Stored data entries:
- - - - -

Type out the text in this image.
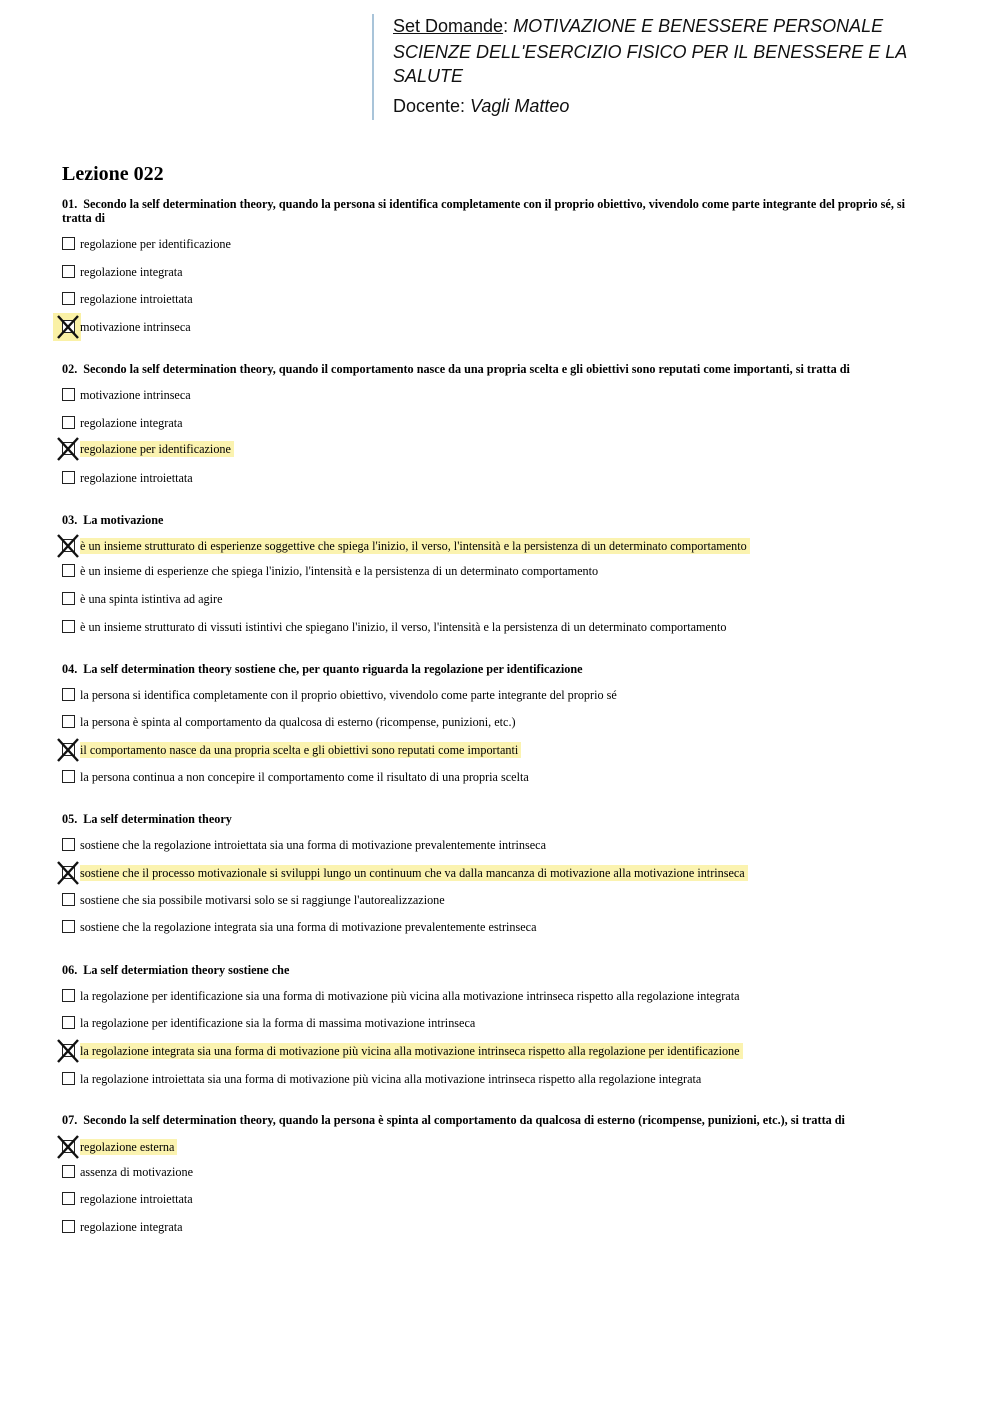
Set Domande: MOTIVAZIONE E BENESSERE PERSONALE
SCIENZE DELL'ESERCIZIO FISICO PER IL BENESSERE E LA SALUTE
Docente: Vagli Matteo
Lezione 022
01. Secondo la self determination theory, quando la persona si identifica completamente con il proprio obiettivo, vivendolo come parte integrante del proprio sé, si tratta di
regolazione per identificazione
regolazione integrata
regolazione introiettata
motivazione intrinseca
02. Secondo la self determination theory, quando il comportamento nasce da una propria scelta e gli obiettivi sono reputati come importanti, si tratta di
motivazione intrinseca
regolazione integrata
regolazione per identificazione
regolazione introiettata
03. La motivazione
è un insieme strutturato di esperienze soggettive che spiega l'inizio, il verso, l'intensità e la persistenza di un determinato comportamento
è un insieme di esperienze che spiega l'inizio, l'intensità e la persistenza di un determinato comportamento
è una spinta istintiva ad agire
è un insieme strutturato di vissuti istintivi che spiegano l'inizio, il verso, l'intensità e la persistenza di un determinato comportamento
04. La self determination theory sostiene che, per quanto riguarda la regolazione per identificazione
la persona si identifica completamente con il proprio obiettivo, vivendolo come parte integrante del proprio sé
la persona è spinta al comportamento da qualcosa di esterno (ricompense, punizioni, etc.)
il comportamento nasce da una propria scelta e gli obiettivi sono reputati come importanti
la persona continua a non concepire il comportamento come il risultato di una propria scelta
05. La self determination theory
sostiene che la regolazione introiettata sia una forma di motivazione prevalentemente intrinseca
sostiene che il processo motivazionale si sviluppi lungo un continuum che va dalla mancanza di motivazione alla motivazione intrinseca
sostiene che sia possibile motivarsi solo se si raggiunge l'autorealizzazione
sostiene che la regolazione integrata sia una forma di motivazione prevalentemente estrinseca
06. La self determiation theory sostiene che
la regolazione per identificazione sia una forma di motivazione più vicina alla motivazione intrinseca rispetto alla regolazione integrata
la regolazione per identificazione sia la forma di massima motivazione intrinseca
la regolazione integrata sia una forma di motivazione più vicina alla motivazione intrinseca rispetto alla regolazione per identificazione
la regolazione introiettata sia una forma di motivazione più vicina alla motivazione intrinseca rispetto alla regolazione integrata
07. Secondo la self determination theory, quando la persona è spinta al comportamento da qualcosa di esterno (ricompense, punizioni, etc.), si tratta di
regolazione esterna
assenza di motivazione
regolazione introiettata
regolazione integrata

- - - - -

• **Exercise goal**:
Copy every record character for character. Skip the pictures.

• **Completed exercise**:
Type out the text in this image.
Set Domande: MOTIVAZIONE E BENESSERE PERSONALE
SCIENZE DELL'ESERCIZIO FISICO PER IL BENESSERE E LA SALUTE
Docente: Vagli Matteo
Lezione 022
01. Secondo la self determination theory, quando la persona si identifica completamente con il proprio obiettivo, vivendolo come parte integrante del proprio sé, si tratta di
regolazione per identificazione
regolazione integrata
regolazione introiettata
motivazione intrinseca
02. Secondo la self determination theory, quando il comportamento nasce da una propria scelta e gli obiettivi sono reputati come importanti, si tratta di
motivazione intrinseca
regolazione integrata
regolazione per identificazione
regolazione introiettata
03. La motivazione
è un insieme strutturato di esperienze soggettive che spiega l'inizio, il verso, l'intensità e la persistenza di un determinato comportamento
è un insieme di esperienze che spiega l'inizio, l'intensità e la persistenza di un determinato comportamento
è una spinta istintiva ad agire
è un insieme strutturato di vissuti istintivi che spiegano l'inizio, il verso, l'intensità e la persistenza di un determinato comportamento
04. La self determination theory sostiene che, per quanto riguarda la regolazione per identificazione
la persona si identifica completamente con il proprio obiettivo, vivendolo come parte integrante del proprio sé
la persona è spinta al comportamento da qualcosa di esterno (ricompense, punizioni, etc.)
il comportamento nasce da una propria scelta e gli obiettivi sono reputati come importanti
la persona continua a non concepire il comportamento come il risultato di una propria scelta
05. La self determination theory
sostiene che la regolazione introiettata sia una forma di motivazione prevalentemente intrinseca
sostiene che il processo motivazionale si sviluppi lungo un continuum che va dalla mancanza di motivazione alla motivazione intrinseca
sostiene che sia possibile motivarsi solo se si raggiunge l'autorealizzazione
sostiene che la regolazione integrata sia una forma di motivazione prevalentemente estrinseca
06. La self determiation theory sostiene che
la regolazione per identificazione sia una forma di motivazione più vicina alla motivazione intrinseca rispetto alla regolazione integrata
la regolazione per identificazione sia la forma di massima motivazione intrinseca
la regolazione integrata sia una forma di motivazione più vicina alla motivazione intrinseca rispetto alla regolazione per identificazione
la regolazione introiettata sia una forma di motivazione più vicina alla motivazione intrinseca rispetto alla regolazione integrata
07. Secondo la self determination theory, quando la persona è spinta al comportamento da qualcosa di esterno (ricompense, punizioni, etc.), si tratta di
regolazione esterna
assenza di motivazione
regolazione introiettata
regolazione integrata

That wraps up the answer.